What the task asks: Select and reproduce each line of the listing below that bears the string "text".

★ ★ ★ ★ ★ ★ ★

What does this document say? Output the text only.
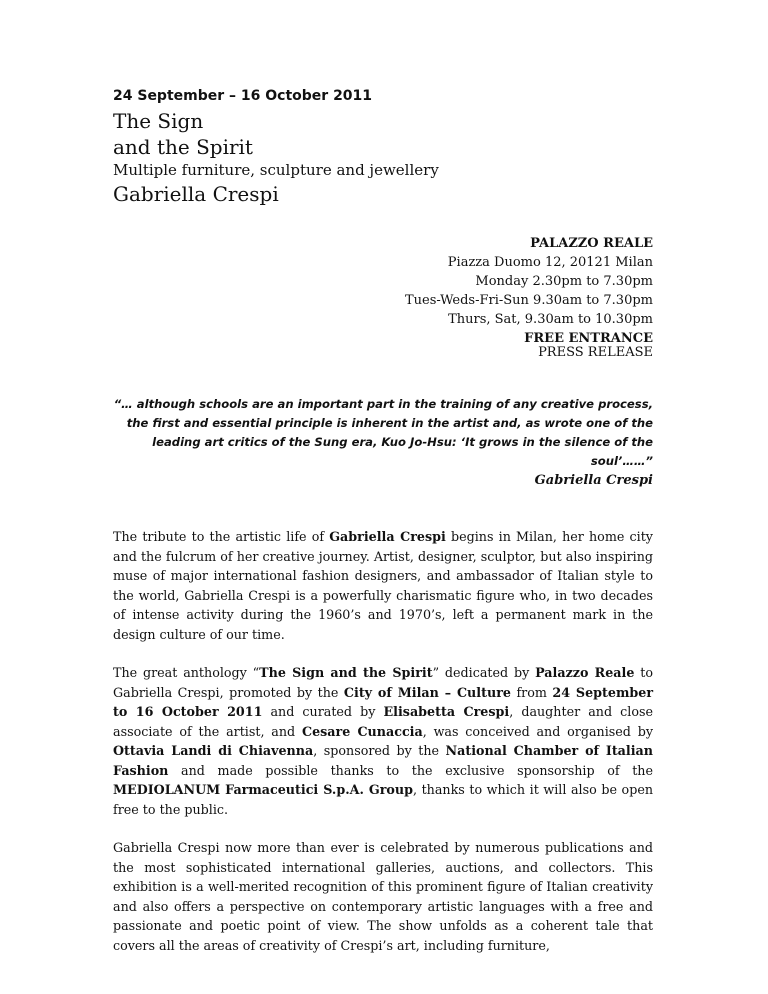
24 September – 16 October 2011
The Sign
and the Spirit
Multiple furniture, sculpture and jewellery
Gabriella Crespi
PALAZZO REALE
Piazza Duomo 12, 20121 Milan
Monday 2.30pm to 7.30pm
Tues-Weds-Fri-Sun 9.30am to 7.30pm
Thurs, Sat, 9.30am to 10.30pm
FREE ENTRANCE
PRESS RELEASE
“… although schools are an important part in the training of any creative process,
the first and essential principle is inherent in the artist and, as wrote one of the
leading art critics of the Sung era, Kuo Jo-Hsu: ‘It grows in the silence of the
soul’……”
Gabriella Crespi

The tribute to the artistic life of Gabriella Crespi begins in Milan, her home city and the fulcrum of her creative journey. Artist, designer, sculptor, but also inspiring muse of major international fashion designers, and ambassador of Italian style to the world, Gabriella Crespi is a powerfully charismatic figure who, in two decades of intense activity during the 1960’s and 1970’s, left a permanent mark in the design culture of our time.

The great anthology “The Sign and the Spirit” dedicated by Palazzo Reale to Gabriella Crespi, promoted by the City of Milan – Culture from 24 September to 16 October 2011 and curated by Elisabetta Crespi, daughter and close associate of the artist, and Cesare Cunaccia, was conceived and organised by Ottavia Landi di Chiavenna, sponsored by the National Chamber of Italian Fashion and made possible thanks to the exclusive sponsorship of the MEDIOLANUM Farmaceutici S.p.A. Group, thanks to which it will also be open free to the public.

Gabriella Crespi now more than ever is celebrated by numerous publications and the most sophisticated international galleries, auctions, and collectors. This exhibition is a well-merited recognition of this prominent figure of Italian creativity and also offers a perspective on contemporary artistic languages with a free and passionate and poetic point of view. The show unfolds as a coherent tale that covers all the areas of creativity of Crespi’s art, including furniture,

★ ★ ★ ★ ★ ★ ★

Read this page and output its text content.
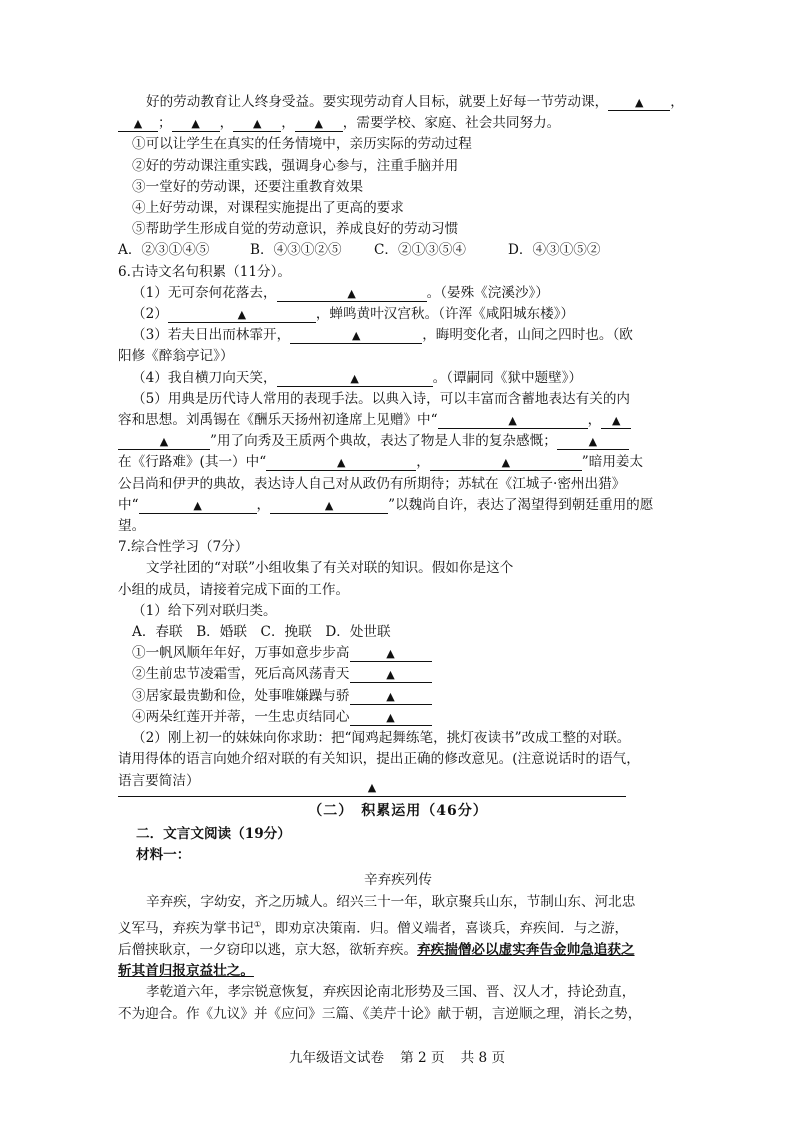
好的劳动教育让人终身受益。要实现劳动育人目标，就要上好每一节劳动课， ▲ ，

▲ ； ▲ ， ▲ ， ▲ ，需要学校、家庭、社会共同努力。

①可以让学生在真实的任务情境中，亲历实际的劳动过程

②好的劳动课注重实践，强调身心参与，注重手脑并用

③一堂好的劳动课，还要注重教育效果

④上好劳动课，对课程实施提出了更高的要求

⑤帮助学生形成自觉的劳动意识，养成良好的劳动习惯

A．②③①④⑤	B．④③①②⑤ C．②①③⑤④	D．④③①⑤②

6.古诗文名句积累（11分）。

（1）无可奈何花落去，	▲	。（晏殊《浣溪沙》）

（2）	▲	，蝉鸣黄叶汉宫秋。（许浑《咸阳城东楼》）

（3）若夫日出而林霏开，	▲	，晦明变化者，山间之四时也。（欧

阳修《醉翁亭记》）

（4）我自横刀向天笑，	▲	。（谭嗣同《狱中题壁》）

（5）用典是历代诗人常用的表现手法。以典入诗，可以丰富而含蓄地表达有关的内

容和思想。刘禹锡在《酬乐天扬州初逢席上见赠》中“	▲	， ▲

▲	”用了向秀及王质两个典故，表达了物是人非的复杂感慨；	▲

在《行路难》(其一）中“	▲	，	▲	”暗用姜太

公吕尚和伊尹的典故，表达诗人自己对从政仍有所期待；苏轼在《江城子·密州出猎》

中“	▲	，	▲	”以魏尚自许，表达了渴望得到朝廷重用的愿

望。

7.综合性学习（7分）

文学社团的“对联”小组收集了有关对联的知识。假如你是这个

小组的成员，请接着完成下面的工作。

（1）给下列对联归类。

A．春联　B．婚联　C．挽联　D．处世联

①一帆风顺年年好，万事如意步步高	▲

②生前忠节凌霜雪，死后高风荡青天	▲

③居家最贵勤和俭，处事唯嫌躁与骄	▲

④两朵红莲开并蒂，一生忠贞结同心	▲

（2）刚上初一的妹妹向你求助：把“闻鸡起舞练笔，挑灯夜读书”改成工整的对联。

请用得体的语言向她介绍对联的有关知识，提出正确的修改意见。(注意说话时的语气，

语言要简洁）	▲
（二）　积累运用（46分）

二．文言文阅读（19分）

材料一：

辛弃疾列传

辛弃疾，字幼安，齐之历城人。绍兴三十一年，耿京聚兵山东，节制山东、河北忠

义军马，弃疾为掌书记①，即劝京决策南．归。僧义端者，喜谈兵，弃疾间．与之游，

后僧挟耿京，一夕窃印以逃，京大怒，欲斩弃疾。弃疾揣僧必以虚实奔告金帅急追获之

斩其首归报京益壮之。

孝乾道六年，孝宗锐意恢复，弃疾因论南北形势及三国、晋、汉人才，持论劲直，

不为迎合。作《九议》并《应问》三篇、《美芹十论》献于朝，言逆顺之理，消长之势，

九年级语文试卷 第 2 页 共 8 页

★ ★ ★ ★ ★ ★ ★

Answer to the problem:
What does this document say? Output the text only.
Read this page and output its text content.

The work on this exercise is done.